- _Exercise inputs_
------------
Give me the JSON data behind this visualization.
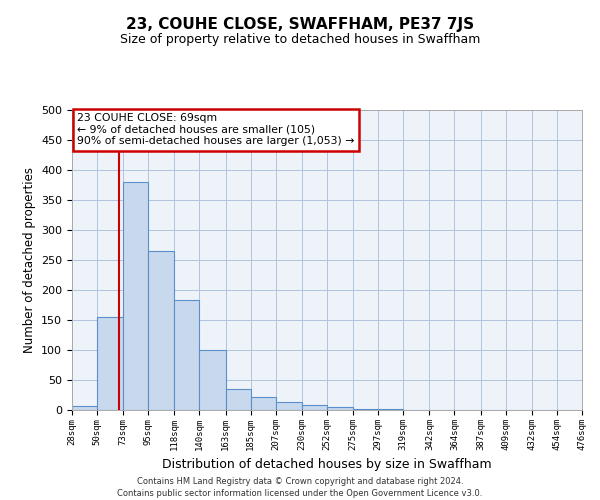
{
  "title": "23, COUHE CLOSE, SWAFFHAM, PE37 7JS",
  "subtitle": "Size of property relative to detached houses in Swaffham",
  "xlabel": "Distribution of detached houses by size in Swaffham",
  "ylabel": "Number of detached properties",
  "footer_lines": [
    "Contains HM Land Registry data © Crown copyright and database right 2024.",
    "Contains public sector information licensed under the Open Government Licence v3.0."
  ],
  "bin_labels": [
    "28sqm",
    "50sqm",
    "73sqm",
    "95sqm",
    "118sqm",
    "140sqm",
    "163sqm",
    "185sqm",
    "207sqm",
    "230sqm",
    "252sqm",
    "275sqm",
    "297sqm",
    "319sqm",
    "342sqm",
    "364sqm",
    "387sqm",
    "409sqm",
    "432sqm",
    "454sqm",
    "476sqm"
  ],
  "bar_heights": [
    6,
    155,
    380,
    265,
    183,
    100,
    35,
    21,
    13,
    9,
    5,
    2,
    1,
    0,
    0,
    0,
    0,
    0,
    0,
    0
  ],
  "bar_color": "#c9d9ed",
  "bar_edge_color": "#5b8fc9",
  "grid_color": "#b0c4de",
  "background_color": "#eef3fa",
  "vline_x": 69,
  "vline_color": "#cc0000",
  "annotation_title": "23 COUHE CLOSE: 69sqm",
  "annotation_line1": "← 9% of detached houses are smaller (105)",
  "annotation_line2": "90% of semi-detached houses are larger (1,053) →",
  "annotation_box_color": "#cc0000",
  "ylim": [
    0,
    500
  ],
  "bin_edges": [
    28,
    50,
    73,
    95,
    118,
    140,
    163,
    185,
    207,
    230,
    252,
    275,
    297,
    319,
    342,
    364,
    387,
    409,
    432,
    454,
    476
  ]
}
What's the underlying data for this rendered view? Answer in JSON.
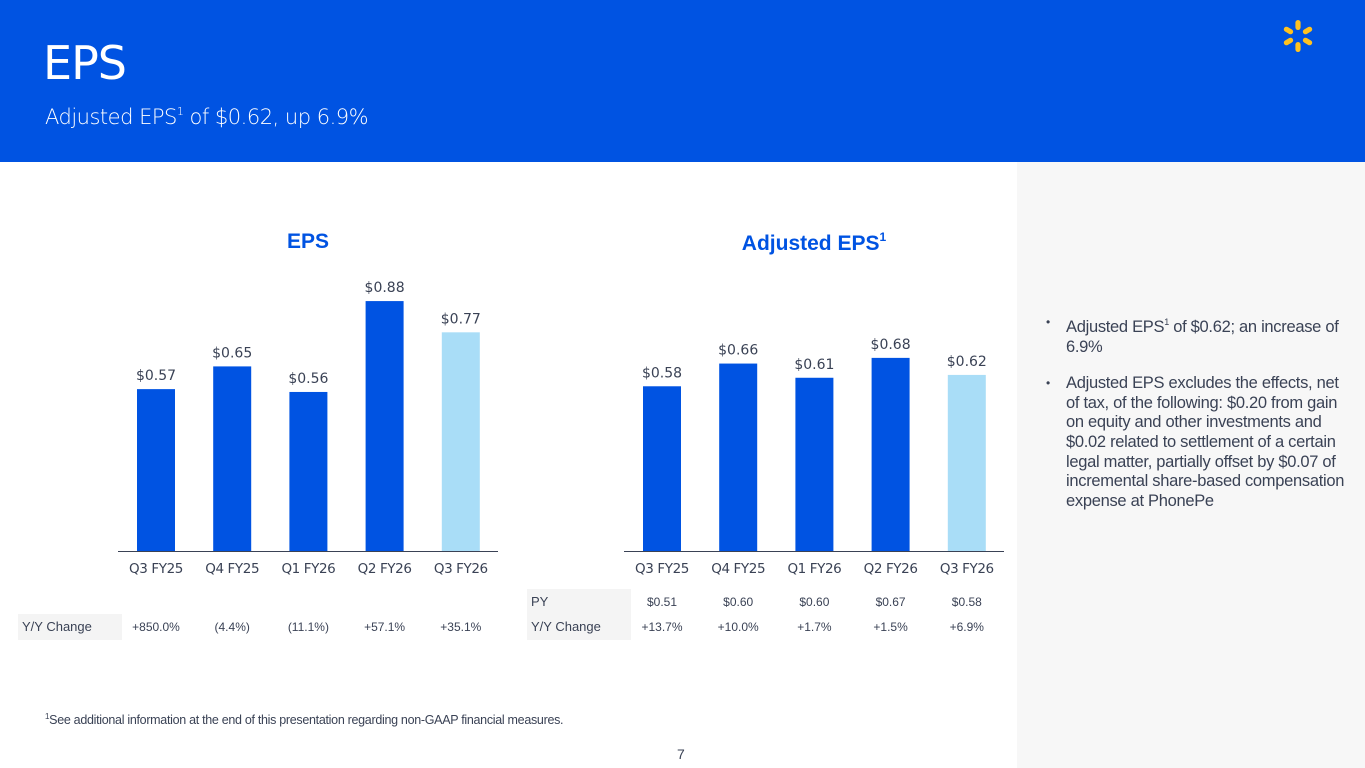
{
  "header": {
    "title": "EPS",
    "subtitle_pre": "Adjusted EPS",
    "subtitle_sup": "1",
    "subtitle_post": " of $0.62, up 6.9%",
    "logo_icon": "spark-icon",
    "brand_color": "#0053e2",
    "logo_color": "#ffc220"
  },
  "colors": {
    "bar": "#0053e2",
    "bar_highlight": "#a9ddf7",
    "axis": "#3a4255"
  },
  "chart_data": [
    {
      "type": "bar",
      "title": "EPS",
      "title_sup": "",
      "categories": [
        "Q3 FY25",
        "Q4 FY25",
        "Q1 FY26",
        "Q2 FY26",
        "Q3 FY26"
      ],
      "values": [
        0.57,
        0.65,
        0.56,
        0.88,
        0.77
      ],
      "data_labels": [
        "$0.57",
        "$0.65",
        "$0.56",
        "$0.88",
        "$0.77"
      ],
      "highlight_index": 4,
      "xlabel": "",
      "ylabel": "",
      "ylim": [
        0,
        0.95
      ],
      "grid": false,
      "table": {
        "rows": [
          {
            "label": "Y/Y Change",
            "values": [
              "+850.0%",
              "(4.4%)",
              "(11.1%)",
              "+57.1%",
              "+35.1%"
            ]
          }
        ]
      }
    },
    {
      "type": "bar",
      "title": "Adjusted EPS",
      "title_sup": "1",
      "categories": [
        "Q3 FY25",
        "Q4 FY25",
        "Q1 FY26",
        "Q2 FY26",
        "Q3 FY26"
      ],
      "values": [
        0.58,
        0.66,
        0.61,
        0.68,
        0.62
      ],
      "data_labels": [
        "$0.58",
        "$0.66",
        "$0.61",
        "$0.68",
        "$0.62"
      ],
      "highlight_index": 4,
      "xlabel": "",
      "ylabel": "",
      "ylim": [
        0,
        0.95
      ],
      "grid": false,
      "table": {
        "rows": [
          {
            "label": "PY",
            "values": [
              "$0.51",
              "$0.60",
              "$0.60",
              "$0.67",
              "$0.58"
            ]
          },
          {
            "label": "Y/Y Change",
            "values": [
              "+13.7%",
              "+10.0%",
              "+1.7%",
              "+1.5%",
              "+6.9%"
            ]
          }
        ]
      }
    }
  ],
  "sidebar": {
    "bullets": [
      {
        "pre": "Adjusted EPS",
        "sup": "1",
        "post": " of $0.62; an increase of 6.9%"
      },
      {
        "pre": "Adjusted EPS excludes the effects, net of tax, of the following: $0.20 from gain on equity and other investments and $0.02 related to settlement of a certain legal matter, partially offset by $0.07 of incremental share-based compensation expense at PhonePe",
        "sup": "",
        "post": ""
      }
    ],
    "bullet_glyph": "•"
  },
  "footnote": {
    "sup": "1",
    "text": "See additional information at the end of this presentation regarding non-GAAP financial measures."
  },
  "page_number": "7"
}
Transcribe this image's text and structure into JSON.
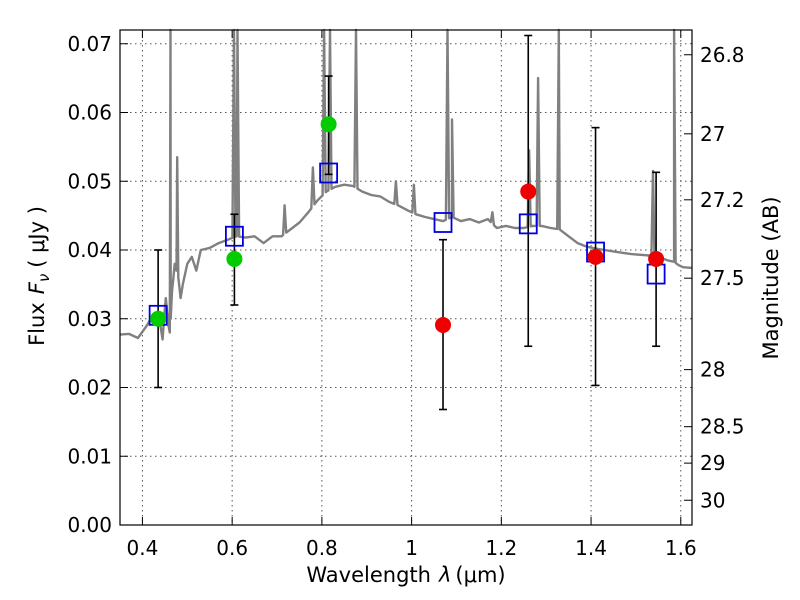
{
  "chart_data": {
    "type": "scatter",
    "xlabel": "Wavelength",
    "xlabel_symbol": "λ",
    "xlabel_unit": "(μm)",
    "ylabel": "Flux",
    "ylabel_symbol": "F",
    "ylabel_sub": "ν",
    "ylabel_unit": "( μJy )",
    "ylabel_right": "Magnitude (AB)",
    "xlim": [
      0.35,
      1.625
    ],
    "ylim": [
      0.0,
      0.072
    ],
    "grid": true,
    "x_ticks": [
      0.4,
      0.6,
      0.8,
      1.0,
      1.2,
      1.4,
      1.6
    ],
    "x_tick_labels": [
      "0.4",
      "0.6",
      "0.8",
      "1",
      "1.2",
      "1.4",
      "1.6"
    ],
    "y_ticks": [
      0.0,
      0.01,
      0.02,
      0.03,
      0.04,
      0.05,
      0.06,
      0.07
    ],
    "y_tick_labels": [
      "0.00",
      "0.01",
      "0.02",
      "0.03",
      "0.04",
      "0.05",
      "0.06",
      "0.07"
    ],
    "right_ticks": [
      {
        "label": "26.8",
        "flux": 0.0684
      },
      {
        "label": "27",
        "flux": 0.0569
      },
      {
        "label": "27.2",
        "flux": 0.0473
      },
      {
        "label": "27.5",
        "flux": 0.0359
      },
      {
        "label": "28",
        "flux": 0.0226
      },
      {
        "label": "28.5",
        "flux": 0.0143
      },
      {
        "label": "29",
        "flux": 0.009
      },
      {
        "label": "30",
        "flux": 0.0036
      }
    ],
    "series": [
      {
        "kind": "model_spectrum",
        "color": "#808080",
        "points": [
          [
            0.35,
            0.0277
          ],
          [
            0.37,
            0.0278
          ],
          [
            0.39,
            0.0272
          ],
          [
            0.41,
            0.029
          ],
          [
            0.42,
            0.0302
          ],
          [
            0.43,
            0.0301
          ],
          [
            0.44,
            0.029
          ],
          [
            0.445,
            0.027
          ],
          [
            0.448,
            0.03
          ],
          [
            0.452,
            0.033
          ],
          [
            0.455,
            0.031
          ],
          [
            0.458,
            0.029
          ],
          [
            0.461,
            0.028
          ],
          [
            0.463,
            0.03
          ],
          [
            0.466,
            0.034
          ],
          [
            0.469,
            0.036
          ],
          [
            0.472,
            0.038
          ],
          [
            0.476,
            0.037
          ],
          [
            0.48,
            0.036
          ],
          [
            0.485,
            0.033
          ],
          [
            0.49,
            0.035
          ],
          [
            0.5,
            0.038
          ],
          [
            0.51,
            0.039
          ],
          [
            0.52,
            0.037
          ],
          [
            0.53,
            0.04
          ],
          [
            0.55,
            0.0403
          ],
          [
            0.57,
            0.041
          ],
          [
            0.59,
            0.0415
          ],
          [
            0.61,
            0.042
          ],
          [
            0.63,
            0.0418
          ],
          [
            0.65,
            0.042
          ],
          [
            0.67,
            0.041
          ],
          [
            0.69,
            0.042
          ],
          [
            0.71,
            0.042
          ],
          [
            0.73,
            0.043
          ],
          [
            0.75,
            0.044
          ],
          [
            0.77,
            0.0455
          ],
          [
            0.79,
            0.0472
          ],
          [
            0.81,
            0.0485
          ],
          [
            0.83,
            0.0492
          ],
          [
            0.85,
            0.0495
          ],
          [
            0.87,
            0.0493
          ],
          [
            0.89,
            0.0485
          ],
          [
            0.91,
            0.048
          ],
          [
            0.93,
            0.0478
          ],
          [
            0.95,
            0.047
          ],
          [
            0.97,
            0.0465
          ],
          [
            0.99,
            0.0458
          ],
          [
            1.01,
            0.0452
          ],
          [
            1.03,
            0.0448
          ],
          [
            1.05,
            0.0445
          ],
          [
            1.07,
            0.0442
          ],
          [
            1.09,
            0.0448
          ],
          [
            1.11,
            0.0442
          ],
          [
            1.13,
            0.0445
          ],
          [
            1.15,
            0.044
          ],
          [
            1.17,
            0.0445
          ],
          [
            1.19,
            0.0432
          ],
          [
            1.21,
            0.0435
          ],
          [
            1.23,
            0.0432
          ],
          [
            1.25,
            0.0432
          ],
          [
            1.27,
            0.0435
          ],
          [
            1.29,
            0.0435
          ],
          [
            1.31,
            0.0432
          ],
          [
            1.33,
            0.043
          ],
          [
            1.35,
            0.042
          ],
          [
            1.37,
            0.041
          ],
          [
            1.39,
            0.0405
          ],
          [
            1.41,
            0.0402
          ],
          [
            1.43,
            0.04
          ],
          [
            1.45,
            0.0398
          ],
          [
            1.47,
            0.0396
          ],
          [
            1.49,
            0.0394
          ],
          [
            1.51,
            0.0393
          ],
          [
            1.53,
            0.0392
          ],
          [
            1.55,
            0.039
          ],
          [
            1.57,
            0.0385
          ],
          [
            1.585,
            0.0383
          ],
          [
            1.595,
            0.0378
          ],
          [
            1.605,
            0.0375
          ],
          [
            1.625,
            0.0374
          ]
        ],
        "emission_lines": [
          [
            0.4625,
            0.072
          ],
          [
            0.4775,
            0.0535
          ],
          [
            0.604,
            0.072
          ],
          [
            0.612,
            0.072
          ],
          [
            0.717,
            0.0465
          ],
          [
            0.78,
            0.052
          ],
          [
            0.805,
            0.072
          ],
          [
            0.818,
            0.072
          ],
          [
            0.876,
            0.072
          ],
          [
            0.965,
            0.05
          ],
          [
            1.005,
            0.0495
          ],
          [
            1.08,
            0.072
          ],
          [
            1.09,
            0.059
          ],
          [
            1.18,
            0.0455
          ],
          [
            1.262,
            0.0545
          ],
          [
            1.282,
            0.065
          ],
          [
            1.328,
            0.072
          ],
          [
            1.538,
            0.0515
          ],
          [
            1.585,
            0.072
          ]
        ]
      },
      {
        "kind": "model_photometry",
        "marker": "open-square",
        "color": "#0000dd",
        "points": [
          [
            0.435,
            0.0305
          ],
          [
            0.605,
            0.042
          ],
          [
            0.815,
            0.0512
          ],
          [
            1.07,
            0.044
          ],
          [
            1.26,
            0.0438
          ],
          [
            1.41,
            0.0397
          ],
          [
            1.545,
            0.0365
          ]
        ]
      },
      {
        "kind": "observed",
        "marker": "filled-circle",
        "color": "#00cc00",
        "points": [
          {
            "x": 0.435,
            "y": 0.03,
            "ylo": 0.02,
            "yhi": 0.04
          },
          {
            "x": 0.605,
            "y": 0.0387,
            "ylo": 0.032,
            "yhi": 0.0452
          },
          {
            "x": 0.815,
            "y": 0.0583,
            "ylo": 0.051,
            "yhi": 0.0653
          }
        ]
      },
      {
        "kind": "observed",
        "marker": "filled-circle",
        "color": "#ee0000",
        "points": [
          {
            "x": 1.07,
            "y": 0.0291,
            "ylo": 0.0168,
            "yhi": 0.0415
          },
          {
            "x": 1.26,
            "y": 0.0485,
            "ylo": 0.026,
            "yhi": 0.0712
          },
          {
            "x": 1.41,
            "y": 0.039,
            "ylo": 0.0203,
            "yhi": 0.0578
          },
          {
            "x": 1.545,
            "y": 0.0387,
            "ylo": 0.026,
            "yhi": 0.0513
          }
        ]
      }
    ]
  }
}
------------
- _Written task_
Select every line of the material above holding the word "COUHE" and copy it.

- _Solution_
  "title": "23, COUHE CLOSE, SWAFFHAM, PE37 7JS",
  "annotation_title": "23 COUHE CLOSE: 69sqm",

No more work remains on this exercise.